OBJECTIF A:
Quels principes de fonctionnement du gouvernement le passage retenu présente-t-il comme ceux que le chef de l'État répète dans ses discours ?
OBJECTIF B:
Retouchez le passage retenu de « La forme de » à « d’animer l’émission ? » en remplaçant « différé » par « préenregistrement ».
OBJECTIF C:
Poursuivez le passage retenu sur l'entretien télévisé du chef de l'État à partir de l'endroit où il s'arrête.

PASSAGE RETENU:

--------

La gestion du dossier de la CEN SAD fini aujourd’hui par révéler au grand jour les dysfonctionnements dangereux du régime dit du Changement. D’ailleurs, d’après l’éditorialiste du journal la Croix du Bénin, après que « la tête a perdu pied », elle s’est enlisée dans un « cafouillage malsain ». En effet, à travers l’interview accordée à deux journalistes de Golfe TV et de la télévision nationale, le chef de l’Etat a semble-t-il voulu démontrer sa bonne foi au peuple de même que son souci de respecter les principes de fonctionnement de son gouvernement dont il nous abreuve à longueur de discours à savoir : obligation de résultat, obligation de compte rendu et obligation de reddition des comptes. Il a pour ainsi dire voulu nous démontrer une certaine sincérité à en juger par le langage terre à terre utilisé, comme s’il voulait toucher le cœur de chaque Béninois. Mais d’où me viens alors cet étrange et persistant sentiment d’insincérité voir de mépris que je ressens de la part du chef de l’Etat depuis son passage ?
La forme de l’intervention.
Deux questions me viennent à l’esprit.
1-Pourquoi avoir préféré de nous diffuser un entretien préalablement mis en boite plutôt qu’un direct ? Il me semble que le direct aurait bénéficié de plus de crédit à cause de la spontanéité. Le souci de passer pour sincère auprès du grand public se serait bonifié d’un langage franc à l’abri de tout arrangement technique et de tout montage. Mais le Président de la République et ses conseillers ont préféré le différé afin, certainement, de pouvoir soumettre l’enregistrement au scalpel des chirurgiens plasticiens de la communication du régime, pour en extirper les éléments non politiquement corrects ou les vérités dérangeantes que le chef de l’Etat aurait lâchées spontanément : la vérité est têtue.
2-Sur quelles bases a-t-on choisi les deux journalistes chargées d’animer l’émission ?
Il est clair que rien n’a été fait au hasard. Il est tout aussi évident pour le dernier des Béninois que le critère ayant présidé au choix des journalistes n’est nullement leur compétence en matière d’interview car, sans vouloir faire la moindre injure à Annick BALLEY et à Olga KOKODE, sur la place, elles ne sont pas les meilleures en la matière. Mais ce qui est curieux c’est qu’elles appartiennent plutôt à deux organes dont la ligne éditoriale, depuis l’avènement du Changement, laisse tant à désirer.
En tout cas, exception faite de certains rares irréductibles de ces organes (et elles n’en font pas partie) qui animent des émissions et soutiennent des positions d’une courageuse objectivité de nos jours, ces organes ont choisi, semble-t-il, d’accompagner le Changement dans le décor. D’ailleurs, on n’est pas surpris de l’attitude complaisante de ces deux journalistes sur bien des développements assez limites du chef de l’Etat, allant parfois jusqu’à se comporter en passives spectatrices voire en admiratrices. Laissant de ce fait le chef de l’Etat soliloquer longuement et le reprenant très rarement.

--------

INFORMATIONS FOURNIES:
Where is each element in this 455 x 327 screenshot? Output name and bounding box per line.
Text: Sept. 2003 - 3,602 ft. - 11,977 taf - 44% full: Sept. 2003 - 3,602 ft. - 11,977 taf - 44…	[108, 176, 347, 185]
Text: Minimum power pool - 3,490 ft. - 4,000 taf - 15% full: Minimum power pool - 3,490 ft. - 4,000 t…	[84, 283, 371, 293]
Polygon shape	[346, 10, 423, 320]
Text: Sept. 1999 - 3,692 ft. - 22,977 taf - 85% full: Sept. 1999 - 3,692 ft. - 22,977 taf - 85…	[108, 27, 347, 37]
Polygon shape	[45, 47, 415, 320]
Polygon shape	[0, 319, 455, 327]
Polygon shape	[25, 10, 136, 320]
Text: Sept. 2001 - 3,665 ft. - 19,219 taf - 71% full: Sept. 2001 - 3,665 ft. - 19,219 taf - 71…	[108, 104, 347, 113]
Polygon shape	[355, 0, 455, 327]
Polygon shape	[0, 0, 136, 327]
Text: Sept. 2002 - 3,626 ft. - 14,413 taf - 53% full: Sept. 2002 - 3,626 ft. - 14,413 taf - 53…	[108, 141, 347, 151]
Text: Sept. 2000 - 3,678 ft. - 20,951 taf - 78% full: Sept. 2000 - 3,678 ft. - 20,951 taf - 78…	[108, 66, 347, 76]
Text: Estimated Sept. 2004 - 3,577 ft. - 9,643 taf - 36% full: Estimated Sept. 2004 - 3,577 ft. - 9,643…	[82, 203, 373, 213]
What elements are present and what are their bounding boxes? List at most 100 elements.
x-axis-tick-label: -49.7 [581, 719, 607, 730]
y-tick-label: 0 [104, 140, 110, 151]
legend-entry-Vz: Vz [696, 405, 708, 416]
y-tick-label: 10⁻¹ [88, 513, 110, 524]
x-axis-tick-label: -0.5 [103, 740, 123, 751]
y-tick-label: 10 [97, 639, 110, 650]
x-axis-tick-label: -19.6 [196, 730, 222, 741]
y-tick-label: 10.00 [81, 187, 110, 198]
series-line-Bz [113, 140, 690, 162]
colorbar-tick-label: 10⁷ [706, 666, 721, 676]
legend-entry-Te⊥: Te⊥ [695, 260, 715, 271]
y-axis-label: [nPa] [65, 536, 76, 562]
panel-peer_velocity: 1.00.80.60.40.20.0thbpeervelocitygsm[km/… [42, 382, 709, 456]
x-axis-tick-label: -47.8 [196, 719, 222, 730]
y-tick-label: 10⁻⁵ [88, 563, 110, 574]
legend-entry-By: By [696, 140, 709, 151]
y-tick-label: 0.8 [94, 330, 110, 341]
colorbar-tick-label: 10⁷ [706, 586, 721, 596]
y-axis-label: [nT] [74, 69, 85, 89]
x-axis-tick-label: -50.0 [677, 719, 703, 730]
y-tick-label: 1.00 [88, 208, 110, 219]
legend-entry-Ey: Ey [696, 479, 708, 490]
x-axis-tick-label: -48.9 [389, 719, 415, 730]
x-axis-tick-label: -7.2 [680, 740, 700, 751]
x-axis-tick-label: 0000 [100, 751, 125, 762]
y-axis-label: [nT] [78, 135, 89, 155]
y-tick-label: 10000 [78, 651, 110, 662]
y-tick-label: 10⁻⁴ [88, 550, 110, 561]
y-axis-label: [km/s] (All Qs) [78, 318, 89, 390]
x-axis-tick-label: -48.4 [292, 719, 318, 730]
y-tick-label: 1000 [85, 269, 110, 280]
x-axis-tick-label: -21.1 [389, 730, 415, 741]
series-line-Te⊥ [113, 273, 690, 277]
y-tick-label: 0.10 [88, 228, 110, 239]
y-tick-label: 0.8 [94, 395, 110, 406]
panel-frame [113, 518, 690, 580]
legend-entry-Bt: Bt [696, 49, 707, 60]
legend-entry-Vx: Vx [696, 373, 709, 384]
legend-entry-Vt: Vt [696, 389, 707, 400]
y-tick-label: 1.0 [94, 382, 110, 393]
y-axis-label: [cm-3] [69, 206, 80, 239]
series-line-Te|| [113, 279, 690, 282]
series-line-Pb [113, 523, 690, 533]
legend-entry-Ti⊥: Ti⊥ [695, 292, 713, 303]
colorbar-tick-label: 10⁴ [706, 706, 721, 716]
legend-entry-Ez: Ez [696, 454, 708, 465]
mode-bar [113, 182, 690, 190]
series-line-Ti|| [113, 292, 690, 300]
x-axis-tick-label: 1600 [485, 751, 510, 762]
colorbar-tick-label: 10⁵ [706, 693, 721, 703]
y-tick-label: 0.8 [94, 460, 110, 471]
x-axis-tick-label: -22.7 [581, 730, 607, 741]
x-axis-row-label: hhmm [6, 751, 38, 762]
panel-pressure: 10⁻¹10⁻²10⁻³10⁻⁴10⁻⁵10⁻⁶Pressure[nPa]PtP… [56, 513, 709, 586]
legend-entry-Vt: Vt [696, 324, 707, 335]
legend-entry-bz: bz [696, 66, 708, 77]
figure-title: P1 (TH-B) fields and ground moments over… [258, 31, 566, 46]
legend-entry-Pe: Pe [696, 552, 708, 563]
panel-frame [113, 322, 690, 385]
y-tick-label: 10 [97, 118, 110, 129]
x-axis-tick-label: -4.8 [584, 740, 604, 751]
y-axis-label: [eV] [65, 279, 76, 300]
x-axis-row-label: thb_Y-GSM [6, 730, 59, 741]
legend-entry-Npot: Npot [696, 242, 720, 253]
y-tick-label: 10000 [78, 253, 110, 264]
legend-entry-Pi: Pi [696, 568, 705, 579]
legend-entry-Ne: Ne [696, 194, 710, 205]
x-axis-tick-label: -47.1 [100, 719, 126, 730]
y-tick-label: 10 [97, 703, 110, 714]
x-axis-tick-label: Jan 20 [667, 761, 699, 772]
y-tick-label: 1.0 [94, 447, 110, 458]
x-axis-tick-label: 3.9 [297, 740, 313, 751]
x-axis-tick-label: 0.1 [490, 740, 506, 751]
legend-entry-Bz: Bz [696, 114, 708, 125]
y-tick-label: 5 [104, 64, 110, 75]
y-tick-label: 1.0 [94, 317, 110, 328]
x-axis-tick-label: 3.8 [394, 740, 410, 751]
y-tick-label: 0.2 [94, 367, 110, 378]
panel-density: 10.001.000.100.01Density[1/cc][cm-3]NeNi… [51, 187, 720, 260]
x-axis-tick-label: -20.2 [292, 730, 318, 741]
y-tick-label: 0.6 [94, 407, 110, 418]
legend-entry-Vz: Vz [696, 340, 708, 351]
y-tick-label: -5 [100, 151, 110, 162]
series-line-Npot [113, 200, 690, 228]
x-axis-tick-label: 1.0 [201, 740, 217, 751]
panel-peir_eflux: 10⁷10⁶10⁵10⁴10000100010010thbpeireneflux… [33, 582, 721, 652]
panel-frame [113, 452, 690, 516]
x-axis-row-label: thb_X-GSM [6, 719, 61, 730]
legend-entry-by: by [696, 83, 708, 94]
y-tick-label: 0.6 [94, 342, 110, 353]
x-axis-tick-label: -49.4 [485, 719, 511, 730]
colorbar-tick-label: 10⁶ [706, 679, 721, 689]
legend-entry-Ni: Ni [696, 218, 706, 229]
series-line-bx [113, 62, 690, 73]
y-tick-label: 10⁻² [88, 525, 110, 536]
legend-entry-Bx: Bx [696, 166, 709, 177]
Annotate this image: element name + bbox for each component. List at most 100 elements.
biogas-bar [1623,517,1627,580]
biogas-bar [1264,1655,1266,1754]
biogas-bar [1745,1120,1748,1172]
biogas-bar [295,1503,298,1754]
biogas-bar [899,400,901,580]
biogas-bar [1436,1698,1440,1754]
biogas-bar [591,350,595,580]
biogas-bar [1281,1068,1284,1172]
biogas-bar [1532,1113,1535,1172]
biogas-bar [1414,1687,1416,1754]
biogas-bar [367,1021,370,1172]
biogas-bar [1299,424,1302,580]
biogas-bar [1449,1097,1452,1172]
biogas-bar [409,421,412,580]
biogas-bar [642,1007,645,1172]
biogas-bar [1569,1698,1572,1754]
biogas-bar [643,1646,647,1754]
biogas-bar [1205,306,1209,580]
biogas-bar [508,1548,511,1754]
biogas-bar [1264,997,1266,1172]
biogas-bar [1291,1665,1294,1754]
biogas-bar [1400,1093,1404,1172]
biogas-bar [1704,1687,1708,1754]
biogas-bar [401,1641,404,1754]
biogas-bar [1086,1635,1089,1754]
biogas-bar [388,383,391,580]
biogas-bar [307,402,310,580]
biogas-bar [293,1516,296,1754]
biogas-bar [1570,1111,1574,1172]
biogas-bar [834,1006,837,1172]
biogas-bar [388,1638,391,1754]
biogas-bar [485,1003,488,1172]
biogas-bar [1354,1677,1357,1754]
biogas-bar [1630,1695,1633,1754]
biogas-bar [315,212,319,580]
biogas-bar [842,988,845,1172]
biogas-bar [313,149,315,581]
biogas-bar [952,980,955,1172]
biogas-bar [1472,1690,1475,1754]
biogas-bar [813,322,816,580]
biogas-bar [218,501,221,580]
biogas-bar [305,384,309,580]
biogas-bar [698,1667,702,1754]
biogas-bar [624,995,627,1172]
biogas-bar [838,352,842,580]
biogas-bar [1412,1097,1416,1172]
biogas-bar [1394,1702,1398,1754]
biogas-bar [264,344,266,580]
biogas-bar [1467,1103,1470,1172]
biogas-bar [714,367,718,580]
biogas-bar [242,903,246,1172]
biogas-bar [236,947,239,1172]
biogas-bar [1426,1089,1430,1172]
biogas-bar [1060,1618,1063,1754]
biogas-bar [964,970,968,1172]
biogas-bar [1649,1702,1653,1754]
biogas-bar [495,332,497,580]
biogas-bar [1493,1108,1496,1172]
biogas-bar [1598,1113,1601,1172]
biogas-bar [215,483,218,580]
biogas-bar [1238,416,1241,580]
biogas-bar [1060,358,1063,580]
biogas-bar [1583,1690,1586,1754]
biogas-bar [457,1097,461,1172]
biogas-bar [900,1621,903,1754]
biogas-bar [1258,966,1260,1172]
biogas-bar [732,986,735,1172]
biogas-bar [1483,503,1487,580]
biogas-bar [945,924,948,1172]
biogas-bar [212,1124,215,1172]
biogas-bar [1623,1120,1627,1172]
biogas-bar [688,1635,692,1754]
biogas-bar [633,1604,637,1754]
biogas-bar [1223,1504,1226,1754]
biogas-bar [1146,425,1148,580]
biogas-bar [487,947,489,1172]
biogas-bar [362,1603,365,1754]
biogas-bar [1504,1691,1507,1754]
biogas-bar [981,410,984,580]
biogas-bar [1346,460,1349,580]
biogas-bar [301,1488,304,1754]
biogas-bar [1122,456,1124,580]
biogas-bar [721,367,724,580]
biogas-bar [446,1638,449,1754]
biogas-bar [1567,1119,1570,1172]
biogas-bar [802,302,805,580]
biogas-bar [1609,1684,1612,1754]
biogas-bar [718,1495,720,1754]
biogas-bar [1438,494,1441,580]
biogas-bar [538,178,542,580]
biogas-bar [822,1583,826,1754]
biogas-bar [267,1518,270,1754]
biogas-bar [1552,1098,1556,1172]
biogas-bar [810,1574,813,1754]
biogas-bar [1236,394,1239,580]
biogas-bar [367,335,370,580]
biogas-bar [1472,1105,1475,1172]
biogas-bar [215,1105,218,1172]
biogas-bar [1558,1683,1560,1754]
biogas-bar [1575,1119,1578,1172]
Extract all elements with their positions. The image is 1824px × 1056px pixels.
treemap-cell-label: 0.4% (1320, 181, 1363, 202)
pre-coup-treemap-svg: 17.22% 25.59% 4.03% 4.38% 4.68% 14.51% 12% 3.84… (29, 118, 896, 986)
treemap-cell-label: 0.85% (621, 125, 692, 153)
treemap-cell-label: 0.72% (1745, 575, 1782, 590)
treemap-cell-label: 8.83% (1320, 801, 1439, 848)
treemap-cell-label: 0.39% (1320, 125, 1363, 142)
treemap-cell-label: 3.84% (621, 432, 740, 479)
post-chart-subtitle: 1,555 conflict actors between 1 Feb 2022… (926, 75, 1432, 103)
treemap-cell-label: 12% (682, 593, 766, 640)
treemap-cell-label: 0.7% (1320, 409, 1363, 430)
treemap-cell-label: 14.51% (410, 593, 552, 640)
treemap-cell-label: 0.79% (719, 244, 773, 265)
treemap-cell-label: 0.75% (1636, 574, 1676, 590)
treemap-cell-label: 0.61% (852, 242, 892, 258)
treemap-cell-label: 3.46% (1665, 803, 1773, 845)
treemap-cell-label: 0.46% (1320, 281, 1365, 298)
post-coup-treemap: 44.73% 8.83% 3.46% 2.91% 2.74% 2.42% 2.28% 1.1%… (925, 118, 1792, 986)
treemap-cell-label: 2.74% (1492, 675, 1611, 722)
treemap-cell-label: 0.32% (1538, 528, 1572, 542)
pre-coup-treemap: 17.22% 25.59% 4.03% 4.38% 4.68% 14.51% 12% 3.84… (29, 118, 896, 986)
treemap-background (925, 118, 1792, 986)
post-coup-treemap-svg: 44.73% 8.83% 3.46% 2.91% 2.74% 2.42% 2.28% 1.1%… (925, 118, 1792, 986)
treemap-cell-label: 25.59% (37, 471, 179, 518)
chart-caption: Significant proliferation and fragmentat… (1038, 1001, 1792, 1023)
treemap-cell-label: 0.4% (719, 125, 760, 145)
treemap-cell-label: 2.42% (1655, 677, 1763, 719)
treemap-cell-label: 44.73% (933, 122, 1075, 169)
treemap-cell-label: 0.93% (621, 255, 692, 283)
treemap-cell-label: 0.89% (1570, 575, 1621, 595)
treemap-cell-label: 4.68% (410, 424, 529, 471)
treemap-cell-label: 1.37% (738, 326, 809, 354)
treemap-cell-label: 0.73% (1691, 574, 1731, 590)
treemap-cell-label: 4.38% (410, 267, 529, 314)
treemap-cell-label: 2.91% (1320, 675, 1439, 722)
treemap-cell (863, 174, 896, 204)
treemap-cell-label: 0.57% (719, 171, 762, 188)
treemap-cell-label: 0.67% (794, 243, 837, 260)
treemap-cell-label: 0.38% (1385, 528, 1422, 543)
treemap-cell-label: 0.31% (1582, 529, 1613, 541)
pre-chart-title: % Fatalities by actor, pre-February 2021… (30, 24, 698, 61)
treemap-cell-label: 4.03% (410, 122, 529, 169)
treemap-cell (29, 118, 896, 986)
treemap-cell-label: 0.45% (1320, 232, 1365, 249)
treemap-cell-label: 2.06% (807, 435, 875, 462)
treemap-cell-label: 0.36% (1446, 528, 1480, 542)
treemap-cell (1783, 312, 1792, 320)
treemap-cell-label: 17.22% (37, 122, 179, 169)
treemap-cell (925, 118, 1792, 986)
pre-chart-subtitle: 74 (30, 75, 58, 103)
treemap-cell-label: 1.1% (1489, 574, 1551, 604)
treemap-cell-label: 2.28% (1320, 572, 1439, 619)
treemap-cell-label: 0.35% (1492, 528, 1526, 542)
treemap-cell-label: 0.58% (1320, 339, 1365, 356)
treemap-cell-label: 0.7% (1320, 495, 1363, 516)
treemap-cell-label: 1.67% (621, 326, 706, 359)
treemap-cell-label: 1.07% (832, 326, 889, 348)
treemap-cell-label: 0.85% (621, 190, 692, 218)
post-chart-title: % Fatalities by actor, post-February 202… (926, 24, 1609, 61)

--------

RÉPONSE RÉDIGÉE A:
- obligation de résultat
- obligation de compte rendu
- obligation de reddition des comptes

RÉPONSE RÉDIGÉE B:
La forme de l’intervention.
Deux questions me viennent à l’esprit.
1-Pourquoi avoir préféré de nous diffuser un entretien préalablement mis en boite plutôt qu’un direct ? Il me semble que le direct aurait bénéficié de plus de crédit à cause de la spontanéité. Le souci de passer pour sincère auprès du grand public se serait bonifié d’un langage franc à l’abri de tout arrangement technique et de tout montage. Mais le Président de la République et ses conseillers ont préféré le préenregistrement afin, certainement, de pouvoir soumettre l’enregistrement au scalpel des chirurgiens plasticiens de la communication du régime, pour en extirper les éléments non politiquement corrects ou les vérités dérangeantes que le chef de l’Etat aurait lâchées spontanément : la vérité est têtue.
2-Sur quelles bases a-t-on choisi les deux journalistes chargées d’animer l’émission ?

RÉPONSE RÉDIGÉE C:
Qui a idée d’organiser un tel débat en France (pour prendre la référence couramment utilisée ici) en n’invitant pas les dinosaures de l’interview tel les Jean-Pierre ELKABACH, David PUJADAS, Olivier MAZEROLLE, PPDA, ou encore Christine OCKRENT et Béatrice SCHONBERG après untel scandale au sommet de l’Etat ? Nos ELKABACH et consorts locaux, nous les avons. Ils s’appellent Georges AMLON, Maurille AGBOKOU, Expédit OLOGOU etc. Tout le monde les connait.
C’est pourquoi, le fait d’avoir choisi des journalistes poids plume, passives et complaisantes comme BALLEY et KOKODE, avec lesquels le chef de l’Etat s’est livré à une familiarité surprenante dénote d’un malsain dessein de nous cacher bien des choses. Le contraire nous aurait surpris.
Pour ce qui est du fond.
Dans le flot d’interrogations qui me submergent, je me rends compte que le chef de l’Etat a semé plus de doutes dans mon esprit qu’il ne m’a éclairé. Sa tentative de nous convaincre en invoquant le nom de Dieu dès la première question et tout le long de son intervention de même que cette facilité à jurer, (trois fois au moins) loin de me rassurer, m’inquiètent. Il est évident que ce faisant il doute lui-même de la sincérité de ses propos et recherche (en jurant et en professant le nom de Dieu de façon intempestive) à se faire passer pour ce qu’il n’était pas à l’occasion : sincère et honnête. Quelqu’un l’a déjà dit, la politique, « c’est l’art de douter tout en voulant faire croire ». Cependant, je crois que mêler Dieu à cette religion très peu catholique, appelée Changement, dont le chef de l’Etat tente de nous convaincre depuis avril 2006 me parait blasphématoire. Un chef d’Etat ne jure pas. Il pose des actes sûrs et convaincants, qui parlent d’eux-mêmes.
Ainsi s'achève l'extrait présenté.